Reproduce each line of the records below word for word, leaving out the pictures.

* Start Dataset excerpts *

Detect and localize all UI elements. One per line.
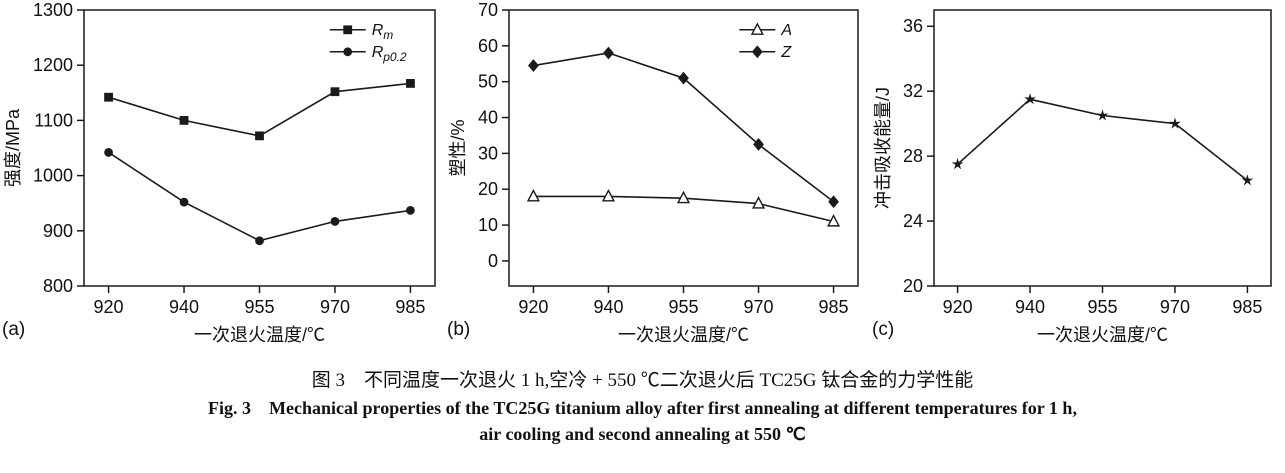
figure-caption: 图 3 不同温度一次退火 1 h,空冷 + 550 ℃二次退火后 TC25G 钛… — [0, 367, 1285, 447]
svg-text:Z: Z — [780, 44, 792, 61]
svg-text:955: 955 — [668, 297, 698, 317]
svg-text:985: 985 — [819, 297, 849, 317]
svg-text:0: 0 — [488, 251, 498, 271]
svg-text:28: 28 — [903, 146, 923, 166]
panel-label-b: (b) — [447, 319, 471, 340]
svg-text:1200: 1200 — [33, 55, 73, 75]
svg-text:940: 940 — [1015, 297, 1045, 317]
svg-text:36: 36 — [903, 16, 923, 36]
svg-text:1000: 1000 — [33, 166, 73, 186]
caption-line-en-2: air cooling and second annealing at 550 … — [479, 424, 806, 444]
svg-text:955: 955 — [244, 297, 274, 317]
chart-panel-c: 20 24 28 32 36 920 940 955 970 985 一次退火温度/℃ 冲击吸收能量/… — [870, 0, 1285, 353]
svg-text:970: 970 — [744, 297, 774, 317]
svg-text:920: 920 — [94, 297, 124, 317]
svg-text:30: 30 — [478, 143, 498, 163]
svg-text:985: 985 — [395, 297, 425, 317]
svg-text:920: 920 — [943, 297, 973, 317]
svg-text:强度/MPa: 强度/MPa — [3, 108, 23, 187]
svg-text:Rm: Rm — [372, 22, 394, 42]
svg-text:40: 40 — [478, 108, 498, 128]
svg-text:970: 970 — [320, 297, 350, 317]
panel-label-c: (c) — [872, 319, 895, 340]
svg-text:一次退火温度/℃: 一次退火温度/℃ — [1037, 325, 1168, 345]
chart-b-plasticity: 0 10 20 30 40 50 60 70 920 940 955 970 985 一次退火温度/℃ 塑性… — [448, 0, 859, 345]
panel-label-a: (a) — [2, 319, 26, 340]
caption-line-en-1: Fig. 3 Mechanical properties of the TC25… — [208, 398, 1077, 418]
chart-a-strength: 800 900 1000 1100 1200 1300 920 940 955 970 985 一次退… — [3, 0, 436, 345]
svg-text:955: 955 — [1087, 297, 1117, 317]
svg-text:24: 24 — [903, 211, 923, 231]
svg-text:70: 70 — [478, 0, 498, 20]
svg-text:1300: 1300 — [33, 0, 73, 20]
chart-c-impact-energy: 20 24 28 32 36 920 940 955 970 985 一次退火温度/℃ 冲击吸收能量/… — [873, 9, 1272, 345]
svg-text:A: A — [780, 22, 792, 39]
svg-text:1100: 1100 — [34, 110, 73, 130]
svg-text:32: 32 — [903, 81, 923, 101]
svg-text:800: 800 — [43, 276, 73, 296]
svg-text:940: 940 — [169, 297, 199, 317]
figure-charts-row: 800 900 1000 1100 1200 1300 920 940 955 970 985 一次退… — [0, 0, 1285, 353]
svg-text:50: 50 — [478, 72, 498, 92]
svg-text:塑性/%: 塑性/% — [448, 119, 468, 176]
svg-text:920: 920 — [518, 297, 548, 317]
svg-text:970: 970 — [1160, 297, 1190, 317]
svg-text:10: 10 — [478, 215, 498, 235]
svg-text:20: 20 — [478, 179, 498, 199]
svg-text:900: 900 — [43, 221, 73, 241]
svg-text:一次退火温度/℃: 一次退火温度/℃ — [618, 325, 749, 345]
svg-text:冲击吸收能量/J: 冲击吸收能量/J — [873, 87, 893, 209]
svg-text:60: 60 — [478, 36, 498, 56]
chart-panel-b: 0 10 20 30 40 50 60 70 920 940 955 970 985 一次退火温度/℃ 塑性… — [445, 0, 870, 353]
svg-text:Rp0.2: Rp0.2 — [372, 44, 407, 64]
svg-text:一次退火温度/℃: 一次退火温度/℃ — [194, 325, 325, 345]
svg-text:985: 985 — [1232, 297, 1262, 317]
caption-line-zh: 图 3 不同温度一次退火 1 h,空冷 + 550 ℃二次退火后 TC25G 钛… — [311, 370, 974, 391]
svg-text:940: 940 — [593, 297, 623, 317]
chart-panel-a: 800 900 1000 1100 1200 1300 920 940 955 970 985 一次退… — [0, 0, 445, 353]
svg-text:20: 20 — [903, 276, 923, 296]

* End Dataset excerpts *

**Result of the exercise**
Detect and localize all UI elements. One per line.
figure-caption: 图 3 不同温度一次退火 1 h,空冷 + 550 ℃二次退火后 TC25G 钛… — [0, 367, 1285, 447]
svg-text:Z: Z — [780, 44, 792, 61]
svg-text:955: 955 — [668, 297, 698, 317]
svg-text:985: 985 — [819, 297, 849, 317]
svg-text:0: 0 — [488, 251, 498, 271]
svg-text:28: 28 — [903, 146, 923, 166]
panel-label-b: (b) — [447, 319, 471, 340]
svg-text:1200: 1200 — [33, 55, 73, 75]
svg-text:940: 940 — [1015, 297, 1045, 317]
svg-text:36: 36 — [903, 16, 923, 36]
svg-text:1000: 1000 — [33, 166, 73, 186]
caption-line-en-2: air cooling and second annealing at 550 … — [479, 424, 806, 444]
svg-text:955: 955 — [244, 297, 274, 317]
chart-panel-c: 20 24 28 32 36 920 940 955 970 985 一次退火温度/℃ 冲击吸收能量/… — [870, 0, 1285, 353]
svg-text:970: 970 — [744, 297, 774, 317]
svg-text:920: 920 — [94, 297, 124, 317]
svg-text:30: 30 — [478, 143, 498, 163]
svg-text:985: 985 — [395, 297, 425, 317]
svg-text:920: 920 — [943, 297, 973, 317]
svg-text:强度/MPa: 强度/MPa — [3, 108, 23, 187]
svg-text:Rm: Rm — [372, 22, 394, 42]
svg-text:40: 40 — [478, 108, 498, 128]
svg-text:970: 970 — [320, 297, 350, 317]
panel-label-c: (c) — [872, 319, 895, 340]
svg-text:一次退火温度/℃: 一次退火温度/℃ — [1037, 325, 1168, 345]
chart-b-plasticity: 0 10 20 30 40 50 60 70 920 940 955 970 985 一次退火温度/℃ 塑性… — [448, 0, 859, 345]
panel-label-a: (a) — [2, 319, 26, 340]
caption-line-en-1: Fig. 3 Mechanical properties of the TC25… — [208, 398, 1077, 418]
chart-a-strength: 800 900 1000 1100 1200 1300 920 940 955 970 985 一次退… — [3, 0, 436, 345]
svg-text:955: 955 — [1087, 297, 1117, 317]
svg-text:24: 24 — [903, 211, 923, 231]
svg-text:70: 70 — [478, 0, 498, 20]
svg-text:1300: 1300 — [33, 0, 73, 20]
chart-c-impact-energy: 20 24 28 32 36 920 940 955 970 985 一次退火温度/℃ 冲击吸收能量/… — [873, 9, 1272, 345]
svg-text:A: A — [780, 22, 792, 39]
svg-text:1100: 1100 — [34, 110, 73, 130]
svg-text:32: 32 — [903, 81, 923, 101]
svg-text:800: 800 — [43, 276, 73, 296]
svg-text:940: 940 — [169, 297, 199, 317]
figure-charts-row: 800 900 1000 1100 1200 1300 920 940 955 970 985 一次退… — [0, 0, 1285, 353]
svg-text:50: 50 — [478, 72, 498, 92]
svg-text:塑性/%: 塑性/% — [448, 119, 468, 176]
svg-text:920: 920 — [518, 297, 548, 317]
svg-text:970: 970 — [1160, 297, 1190, 317]
svg-text:10: 10 — [478, 215, 498, 235]
svg-text:20: 20 — [478, 179, 498, 199]
svg-text:900: 900 — [43, 221, 73, 241]
svg-text:一次退火温度/℃: 一次退火温度/℃ — [618, 325, 749, 345]
svg-text:冲击吸收能量/J: 冲击吸收能量/J — [873, 87, 893, 209]
svg-text:60: 60 — [478, 36, 498, 56]
chart-panel-b: 0 10 20 30 40 50 60 70 920 940 955 970 985 一次退火温度/℃ 塑性… — [445, 0, 870, 353]
svg-text:Rp0.2: Rp0.2 — [372, 44, 407, 64]
svg-text:一次退火温度/℃: 一次退火温度/℃ — [194, 325, 325, 345]
svg-text:985: 985 — [1232, 297, 1262, 317]
caption-line-zh: 图 3 不同温度一次退火 1 h,空冷 + 550 ℃二次退火后 TC25G 钛… — [311, 370, 974, 391]
svg-text:940: 940 — [593, 297, 623, 317]
chart-panel-a: 800 900 1000 1100 1200 1300 920 940 955 970 985 一次退… — [0, 0, 445, 353]
svg-text:20: 20 — [903, 276, 923, 296]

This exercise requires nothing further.